# Work to do
Reproduce the following material exactly, including every line.

# Data rows
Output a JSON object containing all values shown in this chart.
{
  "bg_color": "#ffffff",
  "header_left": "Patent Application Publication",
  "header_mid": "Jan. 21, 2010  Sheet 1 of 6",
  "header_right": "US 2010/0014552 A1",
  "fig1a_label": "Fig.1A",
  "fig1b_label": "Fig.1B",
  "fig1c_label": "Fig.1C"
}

# Finished answer
Output a JSON object containing all values shown in this chart.
{
  "bg_color": "#ffffff",
  "header_left": "Patent Application Publication",
  "header_mid": "Jan. 21, 2010  Sheet 1 of 6",
  "header_right": "US 2010/0014552 A1",
  "fig1a_label": "Fig.1A",
  "fig1b_label": "Fig.1B",
  "fig1c_label": "Fig.1C"
}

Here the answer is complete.